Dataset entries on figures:
+++

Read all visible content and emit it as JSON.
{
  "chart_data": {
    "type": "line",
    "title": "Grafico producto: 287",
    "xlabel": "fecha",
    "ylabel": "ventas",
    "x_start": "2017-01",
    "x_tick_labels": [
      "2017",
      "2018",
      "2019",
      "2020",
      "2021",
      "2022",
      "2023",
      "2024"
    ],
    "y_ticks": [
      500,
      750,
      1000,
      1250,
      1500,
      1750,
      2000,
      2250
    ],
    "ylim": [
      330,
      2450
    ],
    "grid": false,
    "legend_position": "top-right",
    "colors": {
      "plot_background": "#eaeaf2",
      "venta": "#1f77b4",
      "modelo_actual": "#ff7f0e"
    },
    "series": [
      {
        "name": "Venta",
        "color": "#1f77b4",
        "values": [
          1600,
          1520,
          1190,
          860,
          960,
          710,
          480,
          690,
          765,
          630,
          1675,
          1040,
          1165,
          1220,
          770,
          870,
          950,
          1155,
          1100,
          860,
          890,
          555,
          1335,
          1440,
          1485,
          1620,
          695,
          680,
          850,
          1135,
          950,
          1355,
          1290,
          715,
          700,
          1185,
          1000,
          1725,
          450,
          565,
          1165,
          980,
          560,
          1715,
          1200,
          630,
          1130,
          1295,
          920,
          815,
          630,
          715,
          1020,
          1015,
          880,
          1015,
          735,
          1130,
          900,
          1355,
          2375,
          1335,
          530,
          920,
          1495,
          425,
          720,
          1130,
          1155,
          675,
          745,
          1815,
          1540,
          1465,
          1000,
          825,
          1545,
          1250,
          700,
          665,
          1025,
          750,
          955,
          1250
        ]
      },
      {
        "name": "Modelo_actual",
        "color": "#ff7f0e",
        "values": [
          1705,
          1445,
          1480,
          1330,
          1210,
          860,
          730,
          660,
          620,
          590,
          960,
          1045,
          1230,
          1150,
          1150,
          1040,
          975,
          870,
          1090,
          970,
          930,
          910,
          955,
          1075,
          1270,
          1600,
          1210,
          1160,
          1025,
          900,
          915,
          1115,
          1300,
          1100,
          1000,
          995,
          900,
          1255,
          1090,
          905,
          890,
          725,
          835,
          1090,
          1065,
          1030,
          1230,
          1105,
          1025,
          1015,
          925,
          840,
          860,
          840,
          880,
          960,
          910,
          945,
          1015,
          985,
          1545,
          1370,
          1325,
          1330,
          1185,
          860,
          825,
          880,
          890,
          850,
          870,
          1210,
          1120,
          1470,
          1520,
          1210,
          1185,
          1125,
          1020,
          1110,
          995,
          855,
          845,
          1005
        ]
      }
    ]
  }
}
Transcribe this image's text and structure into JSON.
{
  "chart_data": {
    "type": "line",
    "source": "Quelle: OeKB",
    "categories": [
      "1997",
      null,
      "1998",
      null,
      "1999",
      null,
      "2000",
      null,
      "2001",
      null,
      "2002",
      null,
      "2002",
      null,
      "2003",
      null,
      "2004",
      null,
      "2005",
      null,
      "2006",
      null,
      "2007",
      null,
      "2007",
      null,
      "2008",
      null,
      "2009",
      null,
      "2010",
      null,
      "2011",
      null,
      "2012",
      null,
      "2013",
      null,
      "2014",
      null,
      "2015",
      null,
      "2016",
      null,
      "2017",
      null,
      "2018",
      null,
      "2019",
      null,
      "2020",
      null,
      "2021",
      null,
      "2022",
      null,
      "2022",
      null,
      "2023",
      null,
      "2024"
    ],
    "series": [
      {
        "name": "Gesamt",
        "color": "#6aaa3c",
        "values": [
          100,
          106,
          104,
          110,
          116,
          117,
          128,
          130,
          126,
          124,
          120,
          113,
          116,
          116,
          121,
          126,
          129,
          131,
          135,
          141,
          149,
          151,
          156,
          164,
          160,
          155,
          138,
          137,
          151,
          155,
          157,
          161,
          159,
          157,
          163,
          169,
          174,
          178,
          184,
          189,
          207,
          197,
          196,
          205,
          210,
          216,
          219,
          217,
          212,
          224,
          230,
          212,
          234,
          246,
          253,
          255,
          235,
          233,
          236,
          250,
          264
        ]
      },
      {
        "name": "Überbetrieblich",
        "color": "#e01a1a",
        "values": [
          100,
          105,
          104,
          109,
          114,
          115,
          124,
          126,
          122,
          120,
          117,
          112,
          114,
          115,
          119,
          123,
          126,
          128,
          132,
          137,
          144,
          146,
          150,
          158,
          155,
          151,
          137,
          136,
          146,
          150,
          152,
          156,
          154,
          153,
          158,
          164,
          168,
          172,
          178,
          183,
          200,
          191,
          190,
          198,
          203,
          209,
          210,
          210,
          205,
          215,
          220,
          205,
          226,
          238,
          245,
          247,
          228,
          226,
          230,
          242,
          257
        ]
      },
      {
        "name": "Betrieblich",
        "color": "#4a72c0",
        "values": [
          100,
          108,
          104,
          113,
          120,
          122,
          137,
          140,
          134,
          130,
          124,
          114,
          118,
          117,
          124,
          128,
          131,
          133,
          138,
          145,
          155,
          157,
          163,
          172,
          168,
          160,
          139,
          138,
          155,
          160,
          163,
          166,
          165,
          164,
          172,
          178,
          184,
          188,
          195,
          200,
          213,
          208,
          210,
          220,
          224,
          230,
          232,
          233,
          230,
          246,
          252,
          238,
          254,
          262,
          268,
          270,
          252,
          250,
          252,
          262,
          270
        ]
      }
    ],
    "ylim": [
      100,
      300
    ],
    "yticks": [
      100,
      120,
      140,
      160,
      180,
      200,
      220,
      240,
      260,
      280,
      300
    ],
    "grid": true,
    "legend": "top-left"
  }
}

+++

* **WHAT YOU SHOULD DO**: Return all of the entries exactly as written.

* **EXPECTED ANSWER**:
Read all visible content and emit it as JSON.
{
  "chart_data": {
    "type": "line",
    "title": "Grafico producto: 287",
    "xlabel": "fecha",
    "ylabel": "ventas",
    "x_start": "2017-01",
    "x_tick_labels": [
      "2017",
      "2018",
      "2019",
      "2020",
      "2021",
      "2022",
      "2023",
      "2024"
    ],
    "y_ticks": [
      500,
      750,
      1000,
      1250,
      1500,
      1750,
      2000,
      2250
    ],
    "ylim": [
      330,
      2450
    ],
    "grid": false,
    "legend_position": "top-right",
    "colors": {
      "plot_background": "#eaeaf2",
      "venta": "#1f77b4",
      "modelo_actual": "#ff7f0e"
    },
    "series": [
      {
        "name": "Venta",
        "color": "#1f77b4",
        "values": [
          1600,
          1520,
          1190,
          860,
          960,
          710,
          480,
          690,
          765,
          630,
          1675,
          1040,
          1165,
          1220,
          770,
          870,
          950,
          1155,
          1100,
          860,
          890,
          555,
          1335,
          1440,
          1485,
          1620,
          695,
          680,
          850,
          1135,
          950,
          1355,
          1290,
          715,
          700,
          1185,
          1000,
          1725,
          450,
          565,
          1165,
          980,
          560,
          1715,
          1200,
          630,
          1130,
          1295,
          920,
          815,
          630,
          715,
          1020,
          1015,
          880,
          1015,
          735,
          1130,
          900,
          1355,
          2375,
          1335,
          530,
          920,
          1495,
          425,
          720,
          1130,
          1155,
          675,
          745,
          1815,
          1540,
          1465,
          1000,
          825,
          1545,
          1250,
          700,
          665,
          1025,
          750,
          955,
          1250
        ]
      },
      {
        "name": "Modelo_actual",
        "color": "#ff7f0e",
        "values": [
          1705,
          1445,
          1480,
          1330,
          1210,
          860,
          730,
          660,
          620,
          590,
          960,
          1045,
          1230,
          1150,
          1150,
          1040,
          975,
          870,
          1090,
          970,
          930,
          910,
          955,
          1075,
          1270,
          1600,
          1210,
          1160,
          1025,
          900,
          915,
          1115,
          1300,
          1100,
          1000,
          995,
          900,
          1255,
          1090,
          905,
          890,
          725,
          835,
          1090,
          1065,
          1030,
          1230,
          1105,
          1025,
          1015,
          925,
          840,
          860,
          840,
          880,
          960,
          910,
          945,
          1015,
          985,
          1545,
          1370,
          1325,
          1330,
          1185,
          860,
          825,
          880,
          890,
          850,
          870,
          1210,
          1120,
          1470,
          1520,
          1210,
          1185,
          1125,
          1020,
          1110,
          995,
          855,
          845,
          1005
        ]
      }
    ]
  }
}
Transcribe this image's text and structure into JSON.
{
  "chart_data": {
    "type": "line",
    "source": "Quelle: OeKB",
    "categories": [
      "1997",
      null,
      "1998",
      null,
      "1999",
      null,
      "2000",
      null,
      "2001",
      null,
      "2002",
      null,
      "2002",
      null,
      "2003",
      null,
      "2004",
      null,
      "2005",
      null,
      "2006",
      null,
      "2007",
      null,
      "2007",
      null,
      "2008",
      null,
      "2009",
      null,
      "2010",
      null,
      "2011",
      null,
      "2012",
      null,
      "2013",
      null,
      "2014",
      null,
      "2015",
      null,
      "2016",
      null,
      "2017",
      null,
      "2018",
      null,
      "2019",
      null,
      "2020",
      null,
      "2021",
      null,
      "2022",
      null,
      "2022",
      null,
      "2023",
      null,
      "2024"
    ],
    "series": [
      {
        "name": "Gesamt",
        "color": "#6aaa3c",
        "values": [
          100,
          106,
          104,
          110,
          116,
          117,
          128,
          130,
          126,
          124,
          120,
          113,
          116,
          116,
          121,
          126,
          129,
          131,
          135,
          141,
          149,
          151,
          156,
          164,
          160,
          155,
          138,
          137,
          151,
          155,
          157,
          161,
          159,
          157,
          163,
          169,
          174,
          178,
          184,
          189,
          207,
          197,
          196,
          205,
          210,
          216,
          219,
          217,
          212,
          224,
          230,
          212,
          234,
          246,
          253,
          255,
          235,
          233,
          236,
          250,
          264
        ]
      },
      {
        "name": "Überbetrieblich",
        "color": "#e01a1a",
        "values": [
          100,
          105,
          104,
          109,
          114,
          115,
          124,
          126,
          122,
          120,
          117,
          112,
          114,
          115,
          119,
          123,
          126,
          128,
          132,
          137,
          144,
          146,
          150,
          158,
          155,
          151,
          137,
          136,
          146,
          150,
          152,
          156,
          154,
          153,
          158,
          164,
          168,
          172,
          178,
          183,
          200,
          191,
          190,
          198,
          203,
          209,
          210,
          210,
          205,
          215,
          220,
          205,
          226,
          238,
          245,
          247,
          228,
          226,
          230,
          242,
          257
        ]
      },
      {
        "name": "Betrieblich",
        "color": "#4a72c0",
        "values": [
          100,
          108,
          104,
          113,
          120,
          122,
          137,
          140,
          134,
          130,
          124,
          114,
          118,
          117,
          124,
          128,
          131,
          133,
          138,
          145,
          155,
          157,
          163,
          172,
          168,
          160,
          139,
          138,
          155,
          160,
          163,
          166,
          165,
          164,
          172,
          178,
          184,
          188,
          195,
          200,
          213,
          208,
          210,
          220,
          224,
          230,
          232,
          233,
          230,
          246,
          252,
          238,
          254,
          262,
          268,
          270,
          252,
          250,
          252,
          262,
          270
        ]
      }
    ],
    "ylim": [
      100,
      300
    ],
    "yticks": [
      100,
      120,
      140,
      160,
      180,
      200,
      220,
      240,
      260,
      280,
      300
    ],
    "grid": true,
    "legend": "top-left"
  }
}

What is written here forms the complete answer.